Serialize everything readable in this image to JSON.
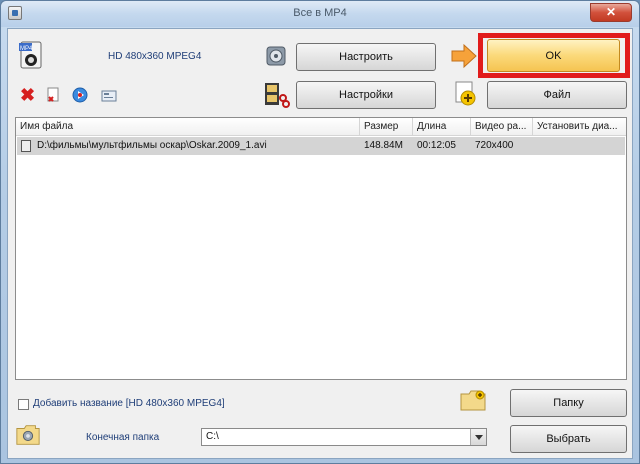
{
  "window": {
    "title": "Все в MP4",
    "close_glyph": "✕"
  },
  "profile": {
    "label": "HD 480x360 MPEG4"
  },
  "buttons": {
    "configure": "Настроить",
    "settings": "Настройки",
    "ok": "OK",
    "file": "Файл",
    "folder": "Папку",
    "choose": "Выбрать"
  },
  "toolbar": {
    "delete_glyph": "✖"
  },
  "filelist": {
    "columns": [
      "Имя файла",
      "Размер",
      "Длина",
      "Видео ра...",
      "Установить диа..."
    ],
    "rows": [
      {
        "name": "D:\\фильмы\\мультфильмы оскар\\Oskar.2009_1.avi",
        "size": "148.84M",
        "length": "00:12:05",
        "video": "720x400",
        "range": ""
      }
    ]
  },
  "bottom": {
    "add_title_label": "Добавить название [HD 480x360 MPEG4]",
    "dest_label": "Конечная папка",
    "dest_path": "C:\\"
  },
  "colors": {
    "accent_highlight": "#e11b1b",
    "ok_button": "#fbd97a",
    "label_blue": "#1f3e78"
  }
}
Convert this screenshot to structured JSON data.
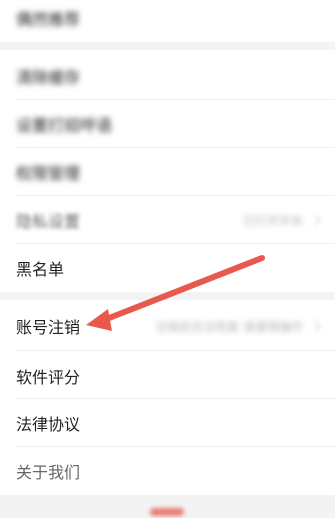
{
  "settings": {
    "rows": [
      {
        "label": "偶然推荐",
        "value": ""
      },
      {
        "label": "清除缓存",
        "value": ""
      },
      {
        "label": "设置打招呼语",
        "value": ""
      },
      {
        "label": "权限管理",
        "value": ""
      },
      {
        "label": "隐私设置",
        "value": "已打开开关"
      },
      {
        "label": "黑名单",
        "value": ""
      },
      {
        "label": "账号注销",
        "value": "注销后无法恢复 请谨慎操作"
      },
      {
        "label": "软件评分",
        "value": ""
      },
      {
        "label": "法律协议",
        "value": ""
      },
      {
        "label": "关于我们",
        "value": ""
      }
    ]
  },
  "annotation": {
    "arrow_color": "#e8594d"
  }
}
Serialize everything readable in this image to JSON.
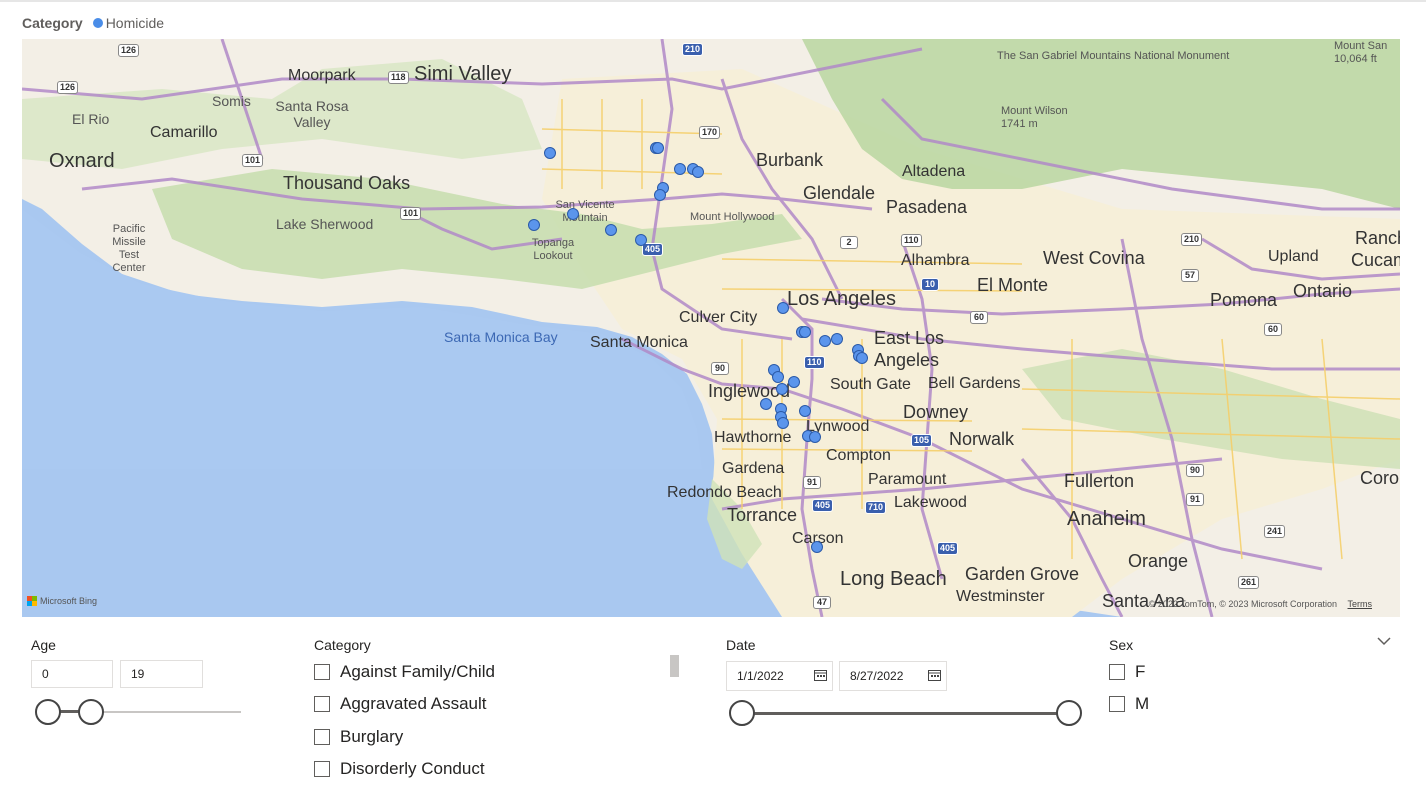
{
  "legend": {
    "title": "Category",
    "series_label": "Homicide",
    "series_color": "#4a8de8"
  },
  "map": {
    "attribution_logo": "Microsoft Bing",
    "copyright": "© 2022 TomTom, © 2023 Microsoft Corporation",
    "terms": "Terms",
    "labels": {
      "moorpark": "Moorpark",
      "simi_valley": "Simi Valley",
      "somis": "Somis",
      "santa_rosa_valley": "Santa Rosa Valley",
      "el_rio": "El Rio",
      "camarillo": "Camarillo",
      "oxnard": "Oxnard",
      "thousand_oaks": "Thousand Oaks",
      "lake_sherwood": "Lake Sherwood",
      "pacific_missile": "Pacific Missile Test Center",
      "san_vicente": "San Vicente Mountain",
      "topanga": "Topanga Lookout",
      "mount_hollywood": "Mount Hollywood",
      "burbank": "Burbank",
      "glendale": "Glendale",
      "altadena": "Altadena",
      "pasadena": "Pasadena",
      "sg_monument": "The San Gabriel Mountains National Monument",
      "mount_san": "Mount San 10,064 ft",
      "mount_wilson": "Mount Wilson 1741 m",
      "alhambra": "Alhambra",
      "west_covina": "West Covina",
      "el_monte": "El Monte",
      "pomona": "Pomona",
      "upland": "Upland",
      "ontario": "Ontario",
      "rancho": "Ranch",
      "cucamonga": "Cucamo",
      "los_angeles": "Los Angeles",
      "culver_city": "Culver City",
      "santa_monica": "Santa Monica",
      "santa_monica_bay": "Santa Monica Bay",
      "east_la": "East Los Angeles",
      "south_gate": "South Gate",
      "bell_gardens": "Bell Gardens",
      "inglewood": "Inglewood",
      "downey": "Downey",
      "lynwood": "Lynwood",
      "hawthorne": "Hawthorne",
      "norwalk": "Norwalk",
      "compton": "Compton",
      "gardena": "Gardena",
      "paramount": "Paramount",
      "redondo": "Redondo Beach",
      "lakewood": "Lakewood",
      "torrance": "Torrance",
      "fullerton": "Fullerton",
      "corona": "Coro",
      "anaheim": "Anaheim",
      "carson": "Carson",
      "orange": "Orange",
      "long_beach": "Long Beach",
      "garden_grove": "Garden Grove",
      "westminster": "Westminster",
      "santa_ana": "Santa Ana"
    },
    "shields": [
      "126",
      "126",
      "118",
      "101",
      "101",
      "405",
      "210",
      "170",
      "2",
      "110",
      "210",
      "57",
      "10",
      "60",
      "60",
      "90",
      "110",
      "105",
      "91",
      "405",
      "710",
      "405",
      "90",
      "91",
      "241",
      "261",
      "47"
    ],
    "homicide_points": [
      {
        "lat": 34.27,
        "lng": -118.61
      },
      {
        "lat": 34.275,
        "lng": -118.472
      },
      {
        "lat": 34.276,
        "lng": -118.469
      },
      {
        "lat": 34.252,
        "lng": -118.44
      },
      {
        "lat": 34.252,
        "lng": -118.424
      },
      {
        "lat": 34.248,
        "lng": -118.417
      },
      {
        "lat": 34.23,
        "lng": -118.463
      },
      {
        "lat": 34.222,
        "lng": -118.466
      },
      {
        "lat": 34.2,
        "lng": -118.58
      },
      {
        "lat": 34.188,
        "lng": -118.631
      },
      {
        "lat": 34.182,
        "lng": -118.531
      },
      {
        "lat": 34.17,
        "lng": -118.491
      },
      {
        "lat": 34.093,
        "lng": -118.306
      },
      {
        "lat": 34.065,
        "lng": -118.281
      },
      {
        "lat": 34.066,
        "lng": -118.277
      },
      {
        "lat": 34.055,
        "lng": -118.251
      },
      {
        "lat": 34.057,
        "lng": -118.236
      },
      {
        "lat": 34.045,
        "lng": -118.208
      },
      {
        "lat": 34.038,
        "lng": -118.207
      },
      {
        "lat": 34.036,
        "lng": -118.203
      },
      {
        "lat": 34.022,
        "lng": -118.318
      },
      {
        "lat": 34.014,
        "lng": -118.312
      },
      {
        "lat": 34.008,
        "lng": -118.292
      },
      {
        "lat": 34.0,
        "lng": -118.307
      },
      {
        "lat": 33.983,
        "lng": -118.328
      },
      {
        "lat": 33.978,
        "lng": -118.309
      },
      {
        "lat": 33.975,
        "lng": -118.277
      },
      {
        "lat": 33.968,
        "lng": -118.308
      },
      {
        "lat": 33.961,
        "lng": -118.306
      },
      {
        "lat": 33.947,
        "lng": -118.273
      },
      {
        "lat": 33.946,
        "lng": -118.264
      },
      {
        "lat": 33.82,
        "lng": -118.262
      }
    ]
  },
  "filters": {
    "age": {
      "title": "Age",
      "min": "0",
      "max": "19",
      "range": [
        0,
        19
      ]
    },
    "category": {
      "title": "Category",
      "options": [
        "Against Family/Child",
        "Aggravated Assault",
        "Burglary",
        "Disorderly Conduct"
      ]
    },
    "date": {
      "title": "Date",
      "start": "1/1/2022",
      "end": "8/27/2022"
    },
    "sex": {
      "title": "Sex",
      "options": [
        "F",
        "M"
      ]
    }
  },
  "icons": {
    "calendar": "calendar-icon",
    "expand": "chevron-down-icon"
  }
}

──────────

What is needed: Work out how many lines of the data above contain the string "Valley" and give the number alone.

Solved exercise: 2